What to produce:
Output all lines exactly.

────────────────

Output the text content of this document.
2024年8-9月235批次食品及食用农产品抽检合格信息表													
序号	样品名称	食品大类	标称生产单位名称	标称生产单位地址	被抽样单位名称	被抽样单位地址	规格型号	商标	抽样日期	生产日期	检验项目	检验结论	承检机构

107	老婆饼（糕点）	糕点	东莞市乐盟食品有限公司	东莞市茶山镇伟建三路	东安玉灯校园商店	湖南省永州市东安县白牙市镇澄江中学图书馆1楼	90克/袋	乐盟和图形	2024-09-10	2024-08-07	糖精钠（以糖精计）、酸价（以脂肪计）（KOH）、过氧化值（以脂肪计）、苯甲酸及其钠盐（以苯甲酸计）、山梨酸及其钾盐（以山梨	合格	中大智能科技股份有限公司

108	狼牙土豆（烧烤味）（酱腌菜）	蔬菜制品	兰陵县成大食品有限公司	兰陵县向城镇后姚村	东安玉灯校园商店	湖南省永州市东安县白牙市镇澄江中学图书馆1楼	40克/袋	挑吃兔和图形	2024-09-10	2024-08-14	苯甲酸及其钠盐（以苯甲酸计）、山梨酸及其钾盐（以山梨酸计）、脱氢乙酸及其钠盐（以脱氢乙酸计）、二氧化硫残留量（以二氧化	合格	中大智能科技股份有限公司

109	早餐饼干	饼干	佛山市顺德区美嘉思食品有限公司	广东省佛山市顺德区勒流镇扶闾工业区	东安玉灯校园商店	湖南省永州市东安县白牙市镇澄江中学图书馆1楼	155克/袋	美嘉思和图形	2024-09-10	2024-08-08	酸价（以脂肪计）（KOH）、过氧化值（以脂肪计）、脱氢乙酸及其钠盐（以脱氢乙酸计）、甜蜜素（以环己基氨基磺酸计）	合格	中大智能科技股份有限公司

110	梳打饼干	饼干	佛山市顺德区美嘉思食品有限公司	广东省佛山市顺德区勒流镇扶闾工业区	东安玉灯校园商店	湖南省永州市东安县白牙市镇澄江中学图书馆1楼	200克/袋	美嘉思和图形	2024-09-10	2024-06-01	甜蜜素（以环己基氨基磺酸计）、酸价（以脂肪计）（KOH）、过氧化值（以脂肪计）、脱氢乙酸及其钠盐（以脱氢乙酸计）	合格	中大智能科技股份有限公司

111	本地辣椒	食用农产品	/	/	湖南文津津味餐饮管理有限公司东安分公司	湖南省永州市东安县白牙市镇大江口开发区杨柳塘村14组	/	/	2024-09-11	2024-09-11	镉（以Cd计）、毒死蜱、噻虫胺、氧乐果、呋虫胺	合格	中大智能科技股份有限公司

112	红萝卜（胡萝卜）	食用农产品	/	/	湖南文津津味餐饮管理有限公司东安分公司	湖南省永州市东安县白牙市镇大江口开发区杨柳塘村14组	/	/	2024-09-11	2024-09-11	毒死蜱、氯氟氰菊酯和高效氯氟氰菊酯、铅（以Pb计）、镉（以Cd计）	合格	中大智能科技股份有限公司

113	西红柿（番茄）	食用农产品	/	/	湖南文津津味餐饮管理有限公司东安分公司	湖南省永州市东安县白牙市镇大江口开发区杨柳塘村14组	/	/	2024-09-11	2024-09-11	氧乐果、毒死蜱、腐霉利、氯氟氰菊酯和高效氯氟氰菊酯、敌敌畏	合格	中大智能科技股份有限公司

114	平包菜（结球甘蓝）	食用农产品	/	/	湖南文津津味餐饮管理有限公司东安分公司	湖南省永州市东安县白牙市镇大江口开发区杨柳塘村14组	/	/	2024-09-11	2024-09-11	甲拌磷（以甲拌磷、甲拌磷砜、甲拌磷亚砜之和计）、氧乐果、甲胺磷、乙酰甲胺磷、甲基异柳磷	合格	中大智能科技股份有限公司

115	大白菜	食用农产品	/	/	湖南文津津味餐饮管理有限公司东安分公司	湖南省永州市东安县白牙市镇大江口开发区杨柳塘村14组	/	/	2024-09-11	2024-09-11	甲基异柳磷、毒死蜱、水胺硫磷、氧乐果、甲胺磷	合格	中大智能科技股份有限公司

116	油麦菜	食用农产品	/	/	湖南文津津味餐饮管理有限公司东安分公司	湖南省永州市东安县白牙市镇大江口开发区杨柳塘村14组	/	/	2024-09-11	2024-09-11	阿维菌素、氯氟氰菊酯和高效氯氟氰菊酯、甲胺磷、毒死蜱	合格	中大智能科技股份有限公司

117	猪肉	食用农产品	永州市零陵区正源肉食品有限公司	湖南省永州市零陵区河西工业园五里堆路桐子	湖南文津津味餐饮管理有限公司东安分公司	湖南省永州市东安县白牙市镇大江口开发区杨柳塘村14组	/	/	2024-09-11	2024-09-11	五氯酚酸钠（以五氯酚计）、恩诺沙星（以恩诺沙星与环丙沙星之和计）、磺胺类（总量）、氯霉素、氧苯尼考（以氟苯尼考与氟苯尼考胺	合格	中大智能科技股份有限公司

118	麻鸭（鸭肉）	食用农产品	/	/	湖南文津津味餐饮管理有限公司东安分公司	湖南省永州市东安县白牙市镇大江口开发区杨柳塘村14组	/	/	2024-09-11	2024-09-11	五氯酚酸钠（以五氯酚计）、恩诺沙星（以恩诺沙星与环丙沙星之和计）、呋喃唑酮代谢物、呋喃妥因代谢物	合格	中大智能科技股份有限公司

────────────────

Exercise output:
Output the text content of this document.
2024年8-9月235批次食品及食用农产品抽检合格信息表													
序号	样品名称	食品大类	标称生产单位名称	标称生产单位地址	被抽样单位名称	被抽样单位地址	规格型号	商标	抽样日期	生产日期	检验项目	检验结论	承检机构

107	老婆饼（糕点）	糕点	东莞市乐盟食品有限公司	东莞市茶山镇伟建三路	东安玉灯校园商店	湖南省永州市东安县白牙市镇澄江中学图书馆1楼	90克/袋	乐盟和图形	2024-09-10	2024-08-07	糖精钠（以糖精计）、酸价（以脂肪计）（KOH）、过氧化值（以脂肪计）、苯甲酸及其钠盐（以苯甲酸计）、山梨酸及其钾盐（以山梨	合格	中大智能科技股份有限公司

108	狼牙土豆（烧烤味）（酱腌菜）	蔬菜制品	兰陵县成大食品有限公司	兰陵县向城镇后姚村	东安玉灯校园商店	湖南省永州市东安县白牙市镇澄江中学图书馆1楼	40克/袋	挑吃兔和图形	2024-09-10	2024-08-14	苯甲酸及其钠盐（以苯甲酸计）、山梨酸及其钾盐（以山梨酸计）、脱氢乙酸及其钠盐（以脱氢乙酸计）、二氧化硫残留量（以二氧化	合格	中大智能科技股份有限公司

109	早餐饼干	饼干	佛山市顺德区美嘉思食品有限公司	广东省佛山市顺德区勒流镇扶闾工业区	东安玉灯校园商店	湖南省永州市东安县白牙市镇澄江中学图书馆1楼	155克/袋	美嘉思和图形	2024-09-10	2024-08-08	酸价（以脂肪计）（KOH）、过氧化值（以脂肪计）、脱氢乙酸及其钠盐（以脱氢乙酸计）、甜蜜素（以环己基氨基磺酸计）	合格	中大智能科技股份有限公司

110	梳打饼干	饼干	佛山市顺德区美嘉思食品有限公司	广东省佛山市顺德区勒流镇扶闾工业区	东安玉灯校园商店	湖南省永州市东安县白牙市镇澄江中学图书馆1楼	200克/袋	美嘉思和图形	2024-09-10	2024-06-01	甜蜜素（以环己基氨基磺酸计）、酸价（以脂肪计）（KOH）、过氧化值（以脂肪计）、脱氢乙酸及其钠盐（以脱氢乙酸计）	合格	中大智能科技股份有限公司

111	本地辣椒	食用农产品	/	/	湖南文津津味餐饮管理有限公司东安分公司	湖南省永州市东安县白牙市镇大江口开发区杨柳塘村14组	/	/	2024-09-11	2024-09-11	镉（以Cd计）、毒死蜱、噻虫胺、氧乐果、呋虫胺	合格	中大智能科技股份有限公司

112	红萝卜（胡萝卜）	食用农产品	/	/	湖南文津津味餐饮管理有限公司东安分公司	湖南省永州市东安县白牙市镇大江口开发区杨柳塘村14组	/	/	2024-09-11	2024-09-11	毒死蜱、氯氟氰菊酯和高效氯氟氰菊酯、铅（以Pb计）、镉（以Cd计）	合格	中大智能科技股份有限公司

113	西红柿（番茄）	食用农产品	/	/	湖南文津津味餐饮管理有限公司东安分公司	湖南省永州市东安县白牙市镇大江口开发区杨柳塘村14组	/	/	2024-09-11	2024-09-11	氧乐果、毒死蜱、腐霉利、氯氟氰菊酯和高效氯氟氰菊酯、敌敌畏	合格	中大智能科技股份有限公司

114	平包菜（结球甘蓝）	食用农产品	/	/	湖南文津津味餐饮管理有限公司东安分公司	湖南省永州市东安县白牙市镇大江口开发区杨柳塘村14组	/	/	2024-09-11	2024-09-11	甲拌磷（以甲拌磷、甲拌磷砜、甲拌磷亚砜之和计）、氧乐果、甲胺磷、乙酰甲胺磷、甲基异柳磷	合格	中大智能科技股份有限公司

115	大白菜	食用农产品	/	/	湖南文津津味餐饮管理有限公司东安分公司	湖南省永州市东安县白牙市镇大江口开发区杨柳塘村14组	/	/	2024-09-11	2024-09-11	甲基异柳磷、毒死蜱、水胺硫磷、氧乐果、甲胺磷	合格	中大智能科技股份有限公司

116	油麦菜	食用农产品	/	/	湖南文津津味餐饮管理有限公司东安分公司	湖南省永州市东安县白牙市镇大江口开发区杨柳塘村14组	/	/	2024-09-11	2024-09-11	阿维菌素、氯氟氰菊酯和高效氯氟氰菊酯、甲胺磷、毒死蜱	合格	中大智能科技股份有限公司

117	猪肉	食用农产品	永州市零陵区正源肉食品有限公司	湖南省永州市零陵区河西工业园五里堆路桐子	湖南文津津味餐饮管理有限公司东安分公司	湖南省永州市东安县白牙市镇大江口开发区杨柳塘村14组	/	/	2024-09-11	2024-09-11	五氯酚酸钠（以五氯酚计）、恩诺沙星（以恩诺沙星与环丙沙星之和计）、磺胺类（总量）、氯霉素、氧苯尼考（以氟苯尼考与氟苯尼考胺	合格	中大智能科技股份有限公司

118	麻鸭（鸭肉）	食用农产品	/	/	湖南文津津味餐饮管理有限公司东安分公司	湖南省永州市东安县白牙市镇大江口开发区杨柳塘村14组	/	/	2024-09-11	2024-09-11	五氯酚酸钠（以五氯酚计）、恩诺沙星（以恩诺沙星与环丙沙星之和计）、呋喃唑酮代谢物、呋喃妥因代谢物	合格	中大智能科技股份有限公司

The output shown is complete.